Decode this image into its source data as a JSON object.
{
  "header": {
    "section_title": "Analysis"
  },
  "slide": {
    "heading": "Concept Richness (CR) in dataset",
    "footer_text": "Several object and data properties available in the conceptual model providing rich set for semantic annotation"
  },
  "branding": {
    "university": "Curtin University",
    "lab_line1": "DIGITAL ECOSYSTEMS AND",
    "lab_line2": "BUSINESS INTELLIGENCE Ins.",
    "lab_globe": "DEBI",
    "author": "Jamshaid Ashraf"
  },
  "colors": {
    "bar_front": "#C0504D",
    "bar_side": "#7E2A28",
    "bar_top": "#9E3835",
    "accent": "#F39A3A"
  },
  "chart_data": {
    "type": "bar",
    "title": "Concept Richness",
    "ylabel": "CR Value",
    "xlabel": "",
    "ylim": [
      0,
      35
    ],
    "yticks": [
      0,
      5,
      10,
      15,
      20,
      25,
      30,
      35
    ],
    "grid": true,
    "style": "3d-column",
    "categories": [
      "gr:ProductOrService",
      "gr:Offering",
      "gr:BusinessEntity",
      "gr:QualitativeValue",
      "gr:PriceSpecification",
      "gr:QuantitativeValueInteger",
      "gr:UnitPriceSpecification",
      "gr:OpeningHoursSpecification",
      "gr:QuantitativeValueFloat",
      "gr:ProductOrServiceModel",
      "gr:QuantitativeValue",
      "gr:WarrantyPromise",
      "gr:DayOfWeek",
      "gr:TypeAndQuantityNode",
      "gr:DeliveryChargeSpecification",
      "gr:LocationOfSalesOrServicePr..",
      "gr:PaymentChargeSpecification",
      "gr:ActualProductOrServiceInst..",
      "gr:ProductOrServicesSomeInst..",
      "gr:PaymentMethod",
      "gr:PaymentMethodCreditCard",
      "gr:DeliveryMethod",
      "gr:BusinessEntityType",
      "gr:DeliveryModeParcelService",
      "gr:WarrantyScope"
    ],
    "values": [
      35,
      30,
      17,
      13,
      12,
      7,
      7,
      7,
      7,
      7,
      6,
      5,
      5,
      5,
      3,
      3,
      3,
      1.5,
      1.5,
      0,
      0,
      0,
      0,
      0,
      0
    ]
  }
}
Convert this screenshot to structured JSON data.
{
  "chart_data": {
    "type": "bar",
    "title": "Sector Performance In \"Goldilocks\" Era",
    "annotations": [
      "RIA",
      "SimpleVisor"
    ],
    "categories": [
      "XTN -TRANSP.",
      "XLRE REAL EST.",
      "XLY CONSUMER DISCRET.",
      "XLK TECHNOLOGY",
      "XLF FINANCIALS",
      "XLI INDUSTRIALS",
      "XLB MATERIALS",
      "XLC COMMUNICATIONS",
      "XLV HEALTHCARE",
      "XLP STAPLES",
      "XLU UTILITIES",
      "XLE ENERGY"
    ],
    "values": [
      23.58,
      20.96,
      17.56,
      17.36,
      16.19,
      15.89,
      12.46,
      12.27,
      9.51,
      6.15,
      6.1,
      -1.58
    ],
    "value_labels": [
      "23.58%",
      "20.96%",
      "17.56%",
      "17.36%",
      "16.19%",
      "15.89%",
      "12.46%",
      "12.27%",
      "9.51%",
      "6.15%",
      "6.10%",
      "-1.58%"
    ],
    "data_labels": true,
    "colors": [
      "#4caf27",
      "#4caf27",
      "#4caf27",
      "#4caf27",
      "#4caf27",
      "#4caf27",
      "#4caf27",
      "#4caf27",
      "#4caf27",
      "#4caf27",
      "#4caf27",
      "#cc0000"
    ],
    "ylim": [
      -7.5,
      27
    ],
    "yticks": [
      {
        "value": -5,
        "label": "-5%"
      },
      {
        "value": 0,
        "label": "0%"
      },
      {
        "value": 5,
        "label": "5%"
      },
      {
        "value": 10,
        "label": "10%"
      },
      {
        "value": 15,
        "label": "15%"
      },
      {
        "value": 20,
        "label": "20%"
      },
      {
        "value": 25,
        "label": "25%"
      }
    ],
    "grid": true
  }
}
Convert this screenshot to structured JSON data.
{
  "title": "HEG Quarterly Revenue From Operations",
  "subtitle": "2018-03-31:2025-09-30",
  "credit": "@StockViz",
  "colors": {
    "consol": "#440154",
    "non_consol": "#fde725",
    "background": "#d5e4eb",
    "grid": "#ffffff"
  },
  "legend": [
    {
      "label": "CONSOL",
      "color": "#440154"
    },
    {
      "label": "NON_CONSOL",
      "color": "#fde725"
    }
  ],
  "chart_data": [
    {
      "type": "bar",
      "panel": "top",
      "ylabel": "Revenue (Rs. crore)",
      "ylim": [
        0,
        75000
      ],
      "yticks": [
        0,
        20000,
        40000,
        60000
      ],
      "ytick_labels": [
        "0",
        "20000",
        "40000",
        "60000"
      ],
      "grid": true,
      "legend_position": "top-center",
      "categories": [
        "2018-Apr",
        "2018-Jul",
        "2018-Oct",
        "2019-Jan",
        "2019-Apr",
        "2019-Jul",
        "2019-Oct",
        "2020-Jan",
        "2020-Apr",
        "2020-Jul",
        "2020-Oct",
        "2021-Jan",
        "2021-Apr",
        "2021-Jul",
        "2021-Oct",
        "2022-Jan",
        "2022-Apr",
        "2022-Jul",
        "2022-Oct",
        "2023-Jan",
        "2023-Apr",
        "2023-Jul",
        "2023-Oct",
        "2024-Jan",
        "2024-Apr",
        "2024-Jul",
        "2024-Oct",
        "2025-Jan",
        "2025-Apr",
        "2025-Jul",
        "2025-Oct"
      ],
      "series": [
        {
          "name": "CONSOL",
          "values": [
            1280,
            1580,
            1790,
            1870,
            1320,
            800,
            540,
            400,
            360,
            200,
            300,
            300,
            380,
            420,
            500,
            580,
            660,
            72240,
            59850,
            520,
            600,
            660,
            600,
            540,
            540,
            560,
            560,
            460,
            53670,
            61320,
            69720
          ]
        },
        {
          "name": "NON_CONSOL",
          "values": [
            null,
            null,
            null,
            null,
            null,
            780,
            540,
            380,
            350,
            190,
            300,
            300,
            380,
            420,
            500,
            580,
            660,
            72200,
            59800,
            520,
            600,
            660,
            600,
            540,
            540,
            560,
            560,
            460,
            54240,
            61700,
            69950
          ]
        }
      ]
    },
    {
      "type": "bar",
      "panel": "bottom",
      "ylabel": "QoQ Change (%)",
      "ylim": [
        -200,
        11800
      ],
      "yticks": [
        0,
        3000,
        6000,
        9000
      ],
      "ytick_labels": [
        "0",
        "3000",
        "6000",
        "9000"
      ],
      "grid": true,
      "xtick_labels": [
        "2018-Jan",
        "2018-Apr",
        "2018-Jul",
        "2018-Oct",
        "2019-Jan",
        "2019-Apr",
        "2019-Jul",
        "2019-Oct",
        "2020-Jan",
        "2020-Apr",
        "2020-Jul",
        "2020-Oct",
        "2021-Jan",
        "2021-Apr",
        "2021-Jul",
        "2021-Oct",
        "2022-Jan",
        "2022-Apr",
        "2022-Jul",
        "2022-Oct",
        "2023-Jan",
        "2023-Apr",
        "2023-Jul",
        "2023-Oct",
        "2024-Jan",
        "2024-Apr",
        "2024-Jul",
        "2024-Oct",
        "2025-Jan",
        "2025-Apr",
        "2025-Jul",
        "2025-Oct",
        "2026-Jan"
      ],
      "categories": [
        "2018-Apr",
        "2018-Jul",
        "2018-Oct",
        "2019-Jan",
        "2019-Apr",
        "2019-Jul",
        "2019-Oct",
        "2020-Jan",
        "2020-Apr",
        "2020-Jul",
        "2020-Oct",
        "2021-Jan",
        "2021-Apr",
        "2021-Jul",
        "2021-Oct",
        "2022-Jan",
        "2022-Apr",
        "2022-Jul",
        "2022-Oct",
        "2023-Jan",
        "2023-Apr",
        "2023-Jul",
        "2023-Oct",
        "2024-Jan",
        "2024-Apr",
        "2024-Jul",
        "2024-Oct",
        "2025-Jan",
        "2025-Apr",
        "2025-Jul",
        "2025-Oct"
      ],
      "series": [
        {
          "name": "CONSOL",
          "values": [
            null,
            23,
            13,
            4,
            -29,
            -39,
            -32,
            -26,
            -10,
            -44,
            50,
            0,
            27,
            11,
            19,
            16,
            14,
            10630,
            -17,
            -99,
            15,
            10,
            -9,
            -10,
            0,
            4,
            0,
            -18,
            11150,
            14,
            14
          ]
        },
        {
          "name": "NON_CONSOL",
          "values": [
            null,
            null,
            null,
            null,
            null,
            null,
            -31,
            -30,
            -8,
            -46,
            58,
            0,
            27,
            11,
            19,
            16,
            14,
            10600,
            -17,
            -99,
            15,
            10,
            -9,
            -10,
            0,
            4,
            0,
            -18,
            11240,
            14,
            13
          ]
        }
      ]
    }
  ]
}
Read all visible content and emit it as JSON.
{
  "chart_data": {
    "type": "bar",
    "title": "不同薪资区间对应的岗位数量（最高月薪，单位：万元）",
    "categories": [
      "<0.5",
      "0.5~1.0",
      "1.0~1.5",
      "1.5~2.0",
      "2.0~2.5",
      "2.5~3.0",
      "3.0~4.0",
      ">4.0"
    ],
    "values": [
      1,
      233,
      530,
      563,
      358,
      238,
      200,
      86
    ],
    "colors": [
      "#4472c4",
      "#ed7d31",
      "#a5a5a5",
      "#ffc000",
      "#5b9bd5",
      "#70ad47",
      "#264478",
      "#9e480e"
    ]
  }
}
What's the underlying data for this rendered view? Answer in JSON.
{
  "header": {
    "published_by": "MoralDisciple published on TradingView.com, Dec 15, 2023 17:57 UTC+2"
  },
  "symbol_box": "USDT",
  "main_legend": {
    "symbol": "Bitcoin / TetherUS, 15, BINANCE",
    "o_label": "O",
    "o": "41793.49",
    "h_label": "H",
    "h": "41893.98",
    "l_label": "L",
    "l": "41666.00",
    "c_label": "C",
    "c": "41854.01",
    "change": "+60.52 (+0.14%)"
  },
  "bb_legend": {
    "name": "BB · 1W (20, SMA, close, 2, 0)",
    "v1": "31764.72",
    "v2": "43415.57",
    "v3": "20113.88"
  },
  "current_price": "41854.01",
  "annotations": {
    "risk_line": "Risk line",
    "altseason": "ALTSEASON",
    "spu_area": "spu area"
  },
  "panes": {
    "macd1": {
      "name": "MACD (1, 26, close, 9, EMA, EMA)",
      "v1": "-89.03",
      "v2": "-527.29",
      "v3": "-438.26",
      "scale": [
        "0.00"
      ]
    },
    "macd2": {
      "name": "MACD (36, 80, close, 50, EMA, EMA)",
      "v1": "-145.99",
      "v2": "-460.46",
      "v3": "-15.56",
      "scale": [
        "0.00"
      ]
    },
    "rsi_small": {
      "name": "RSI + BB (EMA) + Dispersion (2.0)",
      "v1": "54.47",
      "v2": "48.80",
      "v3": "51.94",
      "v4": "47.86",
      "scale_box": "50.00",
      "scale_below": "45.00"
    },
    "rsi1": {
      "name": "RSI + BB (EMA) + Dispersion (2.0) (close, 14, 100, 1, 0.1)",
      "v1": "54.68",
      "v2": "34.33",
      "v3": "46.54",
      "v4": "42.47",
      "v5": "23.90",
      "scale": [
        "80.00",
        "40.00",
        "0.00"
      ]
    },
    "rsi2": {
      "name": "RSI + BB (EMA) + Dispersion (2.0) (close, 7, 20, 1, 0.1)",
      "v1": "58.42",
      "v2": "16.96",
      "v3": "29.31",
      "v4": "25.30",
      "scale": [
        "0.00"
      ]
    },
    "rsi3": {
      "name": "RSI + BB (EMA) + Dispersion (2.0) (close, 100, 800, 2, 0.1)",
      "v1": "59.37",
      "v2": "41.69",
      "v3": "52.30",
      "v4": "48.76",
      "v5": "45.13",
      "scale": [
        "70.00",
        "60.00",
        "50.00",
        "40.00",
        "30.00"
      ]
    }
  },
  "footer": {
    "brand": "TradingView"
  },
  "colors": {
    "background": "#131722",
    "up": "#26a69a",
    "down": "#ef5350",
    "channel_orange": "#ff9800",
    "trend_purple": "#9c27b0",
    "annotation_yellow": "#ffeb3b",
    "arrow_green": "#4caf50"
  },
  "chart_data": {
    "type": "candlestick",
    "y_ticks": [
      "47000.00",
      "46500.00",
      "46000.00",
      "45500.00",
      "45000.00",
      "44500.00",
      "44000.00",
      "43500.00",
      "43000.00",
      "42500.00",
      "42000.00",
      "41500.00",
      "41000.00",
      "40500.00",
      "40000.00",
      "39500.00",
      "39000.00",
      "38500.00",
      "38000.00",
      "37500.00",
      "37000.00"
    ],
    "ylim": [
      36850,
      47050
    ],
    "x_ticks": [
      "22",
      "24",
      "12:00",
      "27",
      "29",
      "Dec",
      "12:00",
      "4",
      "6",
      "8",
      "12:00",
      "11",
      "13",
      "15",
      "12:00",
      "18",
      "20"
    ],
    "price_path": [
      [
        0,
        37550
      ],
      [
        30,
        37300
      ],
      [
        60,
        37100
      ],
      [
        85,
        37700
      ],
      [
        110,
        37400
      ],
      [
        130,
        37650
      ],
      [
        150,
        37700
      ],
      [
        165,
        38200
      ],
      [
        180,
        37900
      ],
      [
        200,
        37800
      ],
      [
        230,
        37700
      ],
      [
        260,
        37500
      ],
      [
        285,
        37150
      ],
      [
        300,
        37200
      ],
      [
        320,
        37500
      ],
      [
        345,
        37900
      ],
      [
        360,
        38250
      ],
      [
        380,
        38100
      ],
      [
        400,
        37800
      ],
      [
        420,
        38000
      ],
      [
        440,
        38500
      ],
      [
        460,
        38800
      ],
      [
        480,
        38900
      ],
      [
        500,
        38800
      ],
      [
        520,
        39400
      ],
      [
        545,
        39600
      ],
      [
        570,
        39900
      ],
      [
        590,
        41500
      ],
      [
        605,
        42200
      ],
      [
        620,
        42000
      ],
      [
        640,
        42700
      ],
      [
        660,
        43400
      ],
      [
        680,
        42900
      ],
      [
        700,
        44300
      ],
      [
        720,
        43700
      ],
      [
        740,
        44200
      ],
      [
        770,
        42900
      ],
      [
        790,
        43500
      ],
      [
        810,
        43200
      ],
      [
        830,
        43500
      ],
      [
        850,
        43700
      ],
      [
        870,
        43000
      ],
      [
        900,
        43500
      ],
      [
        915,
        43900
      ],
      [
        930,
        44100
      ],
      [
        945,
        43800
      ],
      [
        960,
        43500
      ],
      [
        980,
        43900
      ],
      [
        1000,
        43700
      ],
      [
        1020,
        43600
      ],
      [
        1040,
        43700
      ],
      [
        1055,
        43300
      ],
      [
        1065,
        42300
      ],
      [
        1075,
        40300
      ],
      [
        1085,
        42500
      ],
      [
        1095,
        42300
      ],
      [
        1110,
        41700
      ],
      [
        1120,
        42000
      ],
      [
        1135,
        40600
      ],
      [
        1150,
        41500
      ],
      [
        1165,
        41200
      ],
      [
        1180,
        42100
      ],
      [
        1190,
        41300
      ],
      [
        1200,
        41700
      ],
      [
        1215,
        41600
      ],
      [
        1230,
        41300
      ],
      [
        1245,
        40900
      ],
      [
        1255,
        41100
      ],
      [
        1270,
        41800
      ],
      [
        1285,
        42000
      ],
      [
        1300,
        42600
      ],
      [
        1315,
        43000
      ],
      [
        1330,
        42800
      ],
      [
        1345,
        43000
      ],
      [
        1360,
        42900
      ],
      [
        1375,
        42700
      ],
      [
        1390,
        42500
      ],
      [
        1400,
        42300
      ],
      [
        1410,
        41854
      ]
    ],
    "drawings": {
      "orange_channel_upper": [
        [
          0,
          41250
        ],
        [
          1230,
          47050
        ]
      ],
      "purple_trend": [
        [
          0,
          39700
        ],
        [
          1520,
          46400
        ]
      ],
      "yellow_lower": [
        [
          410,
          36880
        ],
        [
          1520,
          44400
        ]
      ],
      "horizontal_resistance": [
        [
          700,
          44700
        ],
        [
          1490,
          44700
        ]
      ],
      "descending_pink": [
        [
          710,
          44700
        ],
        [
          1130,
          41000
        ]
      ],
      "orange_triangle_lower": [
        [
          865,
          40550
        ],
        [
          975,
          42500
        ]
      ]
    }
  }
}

• _WRITTEN INSTRUCTION_:
Among the entries above, how many lines include the word "name"? Reply with the number only.

• _RIGHT ANSWER_:
11